§ **Task brief**
Transcribe everything in the data word for word. Pictures are left out.
───── Extracted data
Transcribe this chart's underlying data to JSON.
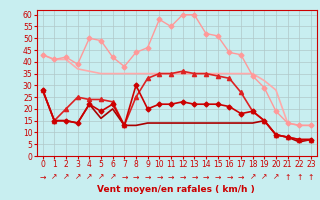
{
  "title": "",
  "xlabel": "Vent moyen/en rafales ( km/h )",
  "xlim": [
    -0.5,
    23.5
  ],
  "ylim": [
    0,
    62
  ],
  "yticks": [
    0,
    5,
    10,
    15,
    20,
    25,
    30,
    35,
    40,
    45,
    50,
    55,
    60
  ],
  "xticks": [
    0,
    1,
    2,
    3,
    4,
    5,
    6,
    7,
    8,
    9,
    10,
    11,
    12,
    13,
    14,
    15,
    16,
    17,
    18,
    19,
    20,
    21,
    22,
    23
  ],
  "background_color": "#c8eef0",
  "grid_color": "#b0c8c8",
  "series": [
    {
      "x": [
        0,
        1,
        2,
        3,
        4,
        5,
        6,
        7,
        8,
        9,
        10,
        11,
        12,
        13,
        14,
        15,
        16,
        17,
        18,
        19,
        20,
        21,
        22,
        23
      ],
      "y": [
        43,
        41,
        41,
        37,
        36,
        35,
        35,
        35,
        35,
        35,
        35,
        35,
        35,
        35,
        35,
        35,
        35,
        35,
        35,
        32,
        28,
        14,
        13,
        13
      ],
      "color": "#ffaaaa",
      "marker": null,
      "linewidth": 1.2,
      "markersize": 0
    },
    {
      "x": [
        0,
        1,
        2,
        3,
        4,
        5,
        6,
        7,
        8,
        9,
        10,
        11,
        12,
        13,
        14,
        15,
        16,
        17,
        18,
        19,
        20,
        21,
        22,
        23
      ],
      "y": [
        43,
        41,
        42,
        39,
        50,
        49,
        42,
        38,
        44,
        46,
        58,
        55,
        60,
        60,
        52,
        51,
        44,
        43,
        34,
        29,
        19,
        14,
        13,
        13
      ],
      "color": "#ff9999",
      "marker": "D",
      "linewidth": 1.0,
      "markersize": 2.5
    },
    {
      "x": [
        0,
        1,
        2,
        3,
        4,
        5,
        6,
        7,
        8,
        9,
        10,
        11,
        12,
        13,
        14,
        15,
        16,
        17,
        18,
        19,
        20,
        21,
        22,
        23
      ],
      "y": [
        28,
        15,
        20,
        25,
        24,
        24,
        23,
        13,
        25,
        33,
        35,
        35,
        36,
        35,
        35,
        34,
        33,
        27,
        19,
        15,
        9,
        8,
        7,
        7
      ],
      "color": "#dd2222",
      "marker": "^",
      "linewidth": 1.2,
      "markersize": 3
    },
    {
      "x": [
        0,
        1,
        2,
        3,
        4,
        5,
        6,
        7,
        8,
        9,
        10,
        11,
        12,
        13,
        14,
        15,
        16,
        17,
        18,
        19,
        20,
        21,
        22,
        23
      ],
      "y": [
        28,
        15,
        15,
        14,
        22,
        19,
        22,
        13,
        30,
        20,
        22,
        22,
        23,
        22,
        22,
        22,
        21,
        18,
        19,
        15,
        9,
        8,
        7,
        7
      ],
      "color": "#cc0000",
      "marker": "D",
      "linewidth": 1.2,
      "markersize": 2.5
    },
    {
      "x": [
        0,
        1,
        2,
        3,
        4,
        5,
        6,
        7,
        8,
        9,
        10,
        11,
        12,
        13,
        14,
        15,
        16,
        17,
        18,
        19,
        20,
        21,
        22,
        23
      ],
      "y": [
        28,
        15,
        15,
        14,
        22,
        16,
        20,
        13,
        13,
        14,
        14,
        14,
        14,
        14,
        14,
        14,
        14,
        14,
        14,
        15,
        9,
        8,
        6,
        7
      ],
      "color": "#aa0000",
      "marker": null,
      "linewidth": 1.2,
      "markersize": 0
    }
  ],
  "wind_chars": [
    "→",
    "↗",
    "↗",
    "↗",
    "↗",
    "↗",
    "↗",
    "→",
    "→",
    "→",
    "→",
    "→",
    "→",
    "→",
    "→",
    "→",
    "→",
    "→",
    "↗",
    "↗",
    "↗",
    "↑",
    "↑",
    "↑"
  ]
}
──────────
§ **Task result**
Transcribe this chart's underlying data to JSON.
{
  "title": "",
  "xlabel": "Vent moyen/en rafales ( km/h )",
  "xlim": [
    -0.5,
    23.5
  ],
  "ylim": [
    0,
    62
  ],
  "yticks": [
    0,
    5,
    10,
    15,
    20,
    25,
    30,
    35,
    40,
    45,
    50,
    55,
    60
  ],
  "xticks": [
    0,
    1,
    2,
    3,
    4,
    5,
    6,
    7,
    8,
    9,
    10,
    11,
    12,
    13,
    14,
    15,
    16,
    17,
    18,
    19,
    20,
    21,
    22,
    23
  ],
  "background_color": "#c8eef0",
  "grid_color": "#b0c8c8",
  "series": [
    {
      "x": [
        0,
        1,
        2,
        3,
        4,
        5,
        6,
        7,
        8,
        9,
        10,
        11,
        12,
        13,
        14,
        15,
        16,
        17,
        18,
        19,
        20,
        21,
        22,
        23
      ],
      "y": [
        43,
        41,
        41,
        37,
        36,
        35,
        35,
        35,
        35,
        35,
        35,
        35,
        35,
        35,
        35,
        35,
        35,
        35,
        35,
        32,
        28,
        14,
        13,
        13
      ],
      "color": "#ffaaaa",
      "marker": null,
      "linewidth": 1.2,
      "markersize": 0
    },
    {
      "x": [
        0,
        1,
        2,
        3,
        4,
        5,
        6,
        7,
        8,
        9,
        10,
        11,
        12,
        13,
        14,
        15,
        16,
        17,
        18,
        19,
        20,
        21,
        22,
        23
      ],
      "y": [
        43,
        41,
        42,
        39,
        50,
        49,
        42,
        38,
        44,
        46,
        58,
        55,
        60,
        60,
        52,
        51,
        44,
        43,
        34,
        29,
        19,
        14,
        13,
        13
      ],
      "color": "#ff9999",
      "marker": "D",
      "linewidth": 1.0,
      "markersize": 2.5
    },
    {
      "x": [
        0,
        1,
        2,
        3,
        4,
        5,
        6,
        7,
        8,
        9,
        10,
        11,
        12,
        13,
        14,
        15,
        16,
        17,
        18,
        19,
        20,
        21,
        22,
        23
      ],
      "y": [
        28,
        15,
        20,
        25,
        24,
        24,
        23,
        13,
        25,
        33,
        35,
        35,
        36,
        35,
        35,
        34,
        33,
        27,
        19,
        15,
        9,
        8,
        7,
        7
      ],
      "color": "#dd2222",
      "marker": "^",
      "linewidth": 1.2,
      "markersize": 3
    },
    {
      "x": [
        0,
        1,
        2,
        3,
        4,
        5,
        6,
        7,
        8,
        9,
        10,
        11,
        12,
        13,
        14,
        15,
        16,
        17,
        18,
        19,
        20,
        21,
        22,
        23
      ],
      "y": [
        28,
        15,
        15,
        14,
        22,
        19,
        22,
        13,
        30,
        20,
        22,
        22,
        23,
        22,
        22,
        22,
        21,
        18,
        19,
        15,
        9,
        8,
        7,
        7
      ],
      "color": "#cc0000",
      "marker": "D",
      "linewidth": 1.2,
      "markersize": 2.5
    },
    {
      "x": [
        0,
        1,
        2,
        3,
        4,
        5,
        6,
        7,
        8,
        9,
        10,
        11,
        12,
        13,
        14,
        15,
        16,
        17,
        18,
        19,
        20,
        21,
        22,
        23
      ],
      "y": [
        28,
        15,
        15,
        14,
        22,
        16,
        20,
        13,
        13,
        14,
        14,
        14,
        14,
        14,
        14,
        14,
        14,
        14,
        14,
        15,
        9,
        8,
        6,
        7
      ],
      "color": "#aa0000",
      "marker": null,
      "linewidth": 1.2,
      "markersize": 0
    }
  ],
  "wind_chars": [
    "→",
    "↗",
    "↗",
    "↗",
    "↗",
    "↗",
    "↗",
    "→",
    "→",
    "→",
    "→",
    "→",
    "→",
    "→",
    "→",
    "→",
    "→",
    "→",
    "↗",
    "↗",
    "↗",
    "↑",
    "↑",
    "↑"
  ]
}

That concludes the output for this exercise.